PROBLEM: Note each line of the listing that contains the string "color", and copy it.

EXTRACTED MATERIAL:

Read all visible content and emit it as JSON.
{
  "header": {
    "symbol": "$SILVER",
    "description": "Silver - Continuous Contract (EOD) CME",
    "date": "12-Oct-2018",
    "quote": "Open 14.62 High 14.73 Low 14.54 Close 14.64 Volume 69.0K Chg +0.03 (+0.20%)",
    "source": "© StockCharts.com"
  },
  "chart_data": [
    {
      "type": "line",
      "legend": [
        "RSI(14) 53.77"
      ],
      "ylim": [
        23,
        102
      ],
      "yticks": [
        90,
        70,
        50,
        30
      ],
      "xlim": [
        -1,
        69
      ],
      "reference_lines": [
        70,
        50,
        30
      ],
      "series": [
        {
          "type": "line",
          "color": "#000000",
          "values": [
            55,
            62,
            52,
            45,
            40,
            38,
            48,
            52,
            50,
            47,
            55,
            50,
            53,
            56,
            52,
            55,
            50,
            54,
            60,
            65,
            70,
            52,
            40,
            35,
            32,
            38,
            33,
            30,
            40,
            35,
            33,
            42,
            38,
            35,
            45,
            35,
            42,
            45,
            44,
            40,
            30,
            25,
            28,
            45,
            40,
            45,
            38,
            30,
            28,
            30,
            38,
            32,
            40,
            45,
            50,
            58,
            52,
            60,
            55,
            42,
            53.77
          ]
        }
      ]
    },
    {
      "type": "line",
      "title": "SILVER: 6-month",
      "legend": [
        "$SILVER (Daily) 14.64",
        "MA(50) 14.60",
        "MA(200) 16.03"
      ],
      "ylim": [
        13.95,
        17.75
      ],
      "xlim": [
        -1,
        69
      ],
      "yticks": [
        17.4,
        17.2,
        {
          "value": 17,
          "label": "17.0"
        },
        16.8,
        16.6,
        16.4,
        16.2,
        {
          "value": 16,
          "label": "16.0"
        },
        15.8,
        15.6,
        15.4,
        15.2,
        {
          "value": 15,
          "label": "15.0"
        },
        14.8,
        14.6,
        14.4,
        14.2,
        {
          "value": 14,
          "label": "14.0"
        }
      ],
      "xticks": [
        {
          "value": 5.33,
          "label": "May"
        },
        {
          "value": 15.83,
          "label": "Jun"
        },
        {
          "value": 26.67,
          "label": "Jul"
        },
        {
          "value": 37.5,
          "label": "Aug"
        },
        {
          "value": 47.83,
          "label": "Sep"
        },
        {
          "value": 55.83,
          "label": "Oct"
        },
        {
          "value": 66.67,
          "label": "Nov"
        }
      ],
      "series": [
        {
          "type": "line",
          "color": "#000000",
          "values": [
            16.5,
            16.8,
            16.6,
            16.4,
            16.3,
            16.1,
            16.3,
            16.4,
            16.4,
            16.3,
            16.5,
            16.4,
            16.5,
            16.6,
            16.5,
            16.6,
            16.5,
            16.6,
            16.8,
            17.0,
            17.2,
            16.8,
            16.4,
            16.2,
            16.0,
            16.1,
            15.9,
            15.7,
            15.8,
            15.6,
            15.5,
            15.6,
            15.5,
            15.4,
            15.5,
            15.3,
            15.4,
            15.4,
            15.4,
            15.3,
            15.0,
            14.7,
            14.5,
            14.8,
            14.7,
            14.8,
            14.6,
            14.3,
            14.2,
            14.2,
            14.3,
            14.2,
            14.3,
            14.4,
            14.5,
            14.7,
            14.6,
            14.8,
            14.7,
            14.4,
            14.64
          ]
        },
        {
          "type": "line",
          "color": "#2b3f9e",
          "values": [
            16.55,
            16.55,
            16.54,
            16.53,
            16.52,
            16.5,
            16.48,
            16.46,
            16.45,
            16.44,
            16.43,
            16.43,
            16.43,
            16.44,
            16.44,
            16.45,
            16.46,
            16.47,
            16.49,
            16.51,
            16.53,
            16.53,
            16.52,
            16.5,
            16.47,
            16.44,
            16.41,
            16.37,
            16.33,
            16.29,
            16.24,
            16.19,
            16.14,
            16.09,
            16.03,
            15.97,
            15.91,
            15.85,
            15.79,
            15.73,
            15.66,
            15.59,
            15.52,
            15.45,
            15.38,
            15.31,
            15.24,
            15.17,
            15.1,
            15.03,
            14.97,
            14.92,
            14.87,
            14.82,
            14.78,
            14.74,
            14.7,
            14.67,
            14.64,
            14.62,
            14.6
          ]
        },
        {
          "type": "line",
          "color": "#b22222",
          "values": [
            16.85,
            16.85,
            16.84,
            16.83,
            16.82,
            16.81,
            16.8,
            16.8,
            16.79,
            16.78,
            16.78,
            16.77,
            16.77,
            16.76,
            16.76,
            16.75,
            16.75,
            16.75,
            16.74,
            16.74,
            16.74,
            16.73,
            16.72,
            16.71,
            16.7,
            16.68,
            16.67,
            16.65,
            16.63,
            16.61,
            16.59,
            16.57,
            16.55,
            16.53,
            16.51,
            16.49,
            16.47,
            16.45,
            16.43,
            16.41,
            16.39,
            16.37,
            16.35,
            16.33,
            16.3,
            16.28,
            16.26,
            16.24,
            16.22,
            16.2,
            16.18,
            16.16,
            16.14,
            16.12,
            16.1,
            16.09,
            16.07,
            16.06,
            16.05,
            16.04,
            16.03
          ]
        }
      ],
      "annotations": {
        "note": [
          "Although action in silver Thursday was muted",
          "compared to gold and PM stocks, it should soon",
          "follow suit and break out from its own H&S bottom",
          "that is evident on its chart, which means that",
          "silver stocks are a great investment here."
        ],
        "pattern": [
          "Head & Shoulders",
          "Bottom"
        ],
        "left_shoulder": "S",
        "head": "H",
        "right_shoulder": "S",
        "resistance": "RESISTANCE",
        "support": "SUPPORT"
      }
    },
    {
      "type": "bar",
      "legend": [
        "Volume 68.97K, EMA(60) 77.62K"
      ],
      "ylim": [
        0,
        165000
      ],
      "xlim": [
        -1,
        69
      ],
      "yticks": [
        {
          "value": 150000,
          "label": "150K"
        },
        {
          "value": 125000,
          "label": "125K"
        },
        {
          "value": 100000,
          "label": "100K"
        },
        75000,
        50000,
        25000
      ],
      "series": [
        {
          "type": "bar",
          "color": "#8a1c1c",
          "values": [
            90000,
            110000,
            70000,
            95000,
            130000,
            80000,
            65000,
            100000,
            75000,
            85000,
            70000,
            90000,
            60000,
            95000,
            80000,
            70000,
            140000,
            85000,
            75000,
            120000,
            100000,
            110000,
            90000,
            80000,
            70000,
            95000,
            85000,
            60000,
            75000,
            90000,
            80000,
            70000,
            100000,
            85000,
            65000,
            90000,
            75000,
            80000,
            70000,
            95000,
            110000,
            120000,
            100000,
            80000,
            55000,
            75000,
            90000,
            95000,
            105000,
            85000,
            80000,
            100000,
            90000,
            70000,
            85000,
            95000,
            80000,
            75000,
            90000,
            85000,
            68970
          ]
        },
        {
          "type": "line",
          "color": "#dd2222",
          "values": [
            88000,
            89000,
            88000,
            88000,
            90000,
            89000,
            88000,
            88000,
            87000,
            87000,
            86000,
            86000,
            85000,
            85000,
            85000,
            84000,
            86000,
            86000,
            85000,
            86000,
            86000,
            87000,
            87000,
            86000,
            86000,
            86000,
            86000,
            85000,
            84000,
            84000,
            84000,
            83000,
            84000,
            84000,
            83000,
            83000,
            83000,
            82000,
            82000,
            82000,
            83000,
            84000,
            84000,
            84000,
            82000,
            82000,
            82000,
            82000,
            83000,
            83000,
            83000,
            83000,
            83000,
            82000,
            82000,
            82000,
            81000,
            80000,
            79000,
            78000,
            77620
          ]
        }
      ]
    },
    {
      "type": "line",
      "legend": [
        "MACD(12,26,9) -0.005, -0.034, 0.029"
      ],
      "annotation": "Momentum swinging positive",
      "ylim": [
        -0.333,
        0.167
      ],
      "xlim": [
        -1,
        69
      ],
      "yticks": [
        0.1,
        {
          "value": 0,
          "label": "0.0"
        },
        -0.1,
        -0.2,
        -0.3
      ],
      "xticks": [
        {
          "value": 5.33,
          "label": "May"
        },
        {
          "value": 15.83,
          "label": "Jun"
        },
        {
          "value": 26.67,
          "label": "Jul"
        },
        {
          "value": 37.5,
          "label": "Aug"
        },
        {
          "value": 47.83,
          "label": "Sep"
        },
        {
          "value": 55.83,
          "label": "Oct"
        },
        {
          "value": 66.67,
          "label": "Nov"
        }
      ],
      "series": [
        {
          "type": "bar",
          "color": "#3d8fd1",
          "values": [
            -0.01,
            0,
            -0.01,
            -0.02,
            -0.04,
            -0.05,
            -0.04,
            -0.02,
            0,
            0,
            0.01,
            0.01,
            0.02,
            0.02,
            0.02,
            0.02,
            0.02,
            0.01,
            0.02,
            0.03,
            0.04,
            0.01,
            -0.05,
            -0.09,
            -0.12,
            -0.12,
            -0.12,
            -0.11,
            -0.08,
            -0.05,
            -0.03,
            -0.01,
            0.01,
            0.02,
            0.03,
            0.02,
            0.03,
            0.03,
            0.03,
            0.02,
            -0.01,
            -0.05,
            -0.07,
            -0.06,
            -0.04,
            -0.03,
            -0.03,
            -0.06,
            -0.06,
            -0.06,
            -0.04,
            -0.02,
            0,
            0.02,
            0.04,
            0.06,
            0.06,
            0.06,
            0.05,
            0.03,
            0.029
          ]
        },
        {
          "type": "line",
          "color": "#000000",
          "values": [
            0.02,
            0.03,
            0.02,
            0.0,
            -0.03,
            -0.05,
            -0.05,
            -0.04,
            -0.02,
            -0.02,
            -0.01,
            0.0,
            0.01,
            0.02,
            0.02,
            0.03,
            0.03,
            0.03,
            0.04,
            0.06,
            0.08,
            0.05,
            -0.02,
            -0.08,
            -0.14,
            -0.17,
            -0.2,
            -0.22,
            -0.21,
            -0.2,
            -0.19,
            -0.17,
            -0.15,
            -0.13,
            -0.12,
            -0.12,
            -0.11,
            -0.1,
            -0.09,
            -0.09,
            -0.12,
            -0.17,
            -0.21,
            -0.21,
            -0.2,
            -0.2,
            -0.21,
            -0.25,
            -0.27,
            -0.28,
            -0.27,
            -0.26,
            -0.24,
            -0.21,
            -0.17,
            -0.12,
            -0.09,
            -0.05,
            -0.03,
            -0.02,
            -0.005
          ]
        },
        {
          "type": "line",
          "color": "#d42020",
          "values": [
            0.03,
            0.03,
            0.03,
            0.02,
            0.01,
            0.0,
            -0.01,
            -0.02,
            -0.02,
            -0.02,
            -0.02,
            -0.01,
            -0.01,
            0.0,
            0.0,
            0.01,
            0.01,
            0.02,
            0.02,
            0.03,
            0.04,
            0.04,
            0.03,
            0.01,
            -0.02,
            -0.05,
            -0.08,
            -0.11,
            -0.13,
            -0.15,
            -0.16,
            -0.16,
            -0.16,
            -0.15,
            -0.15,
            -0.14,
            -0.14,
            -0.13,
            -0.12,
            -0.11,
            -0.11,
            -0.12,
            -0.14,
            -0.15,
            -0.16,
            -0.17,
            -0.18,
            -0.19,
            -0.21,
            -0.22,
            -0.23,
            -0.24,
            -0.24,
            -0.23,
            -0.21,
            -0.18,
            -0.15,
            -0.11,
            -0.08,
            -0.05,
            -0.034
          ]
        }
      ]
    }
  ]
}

EXERCISE RESPONSE:
          "color": "#000000",
          "color": "#000000",
          "color": "#2b3f9e",
          "color": "#b22222",
          "color": "#8a1c1c",
          "color": "#dd2222",
          "color": "#3d8fd1",
          "color": "#000000",
          "color": "#d42020",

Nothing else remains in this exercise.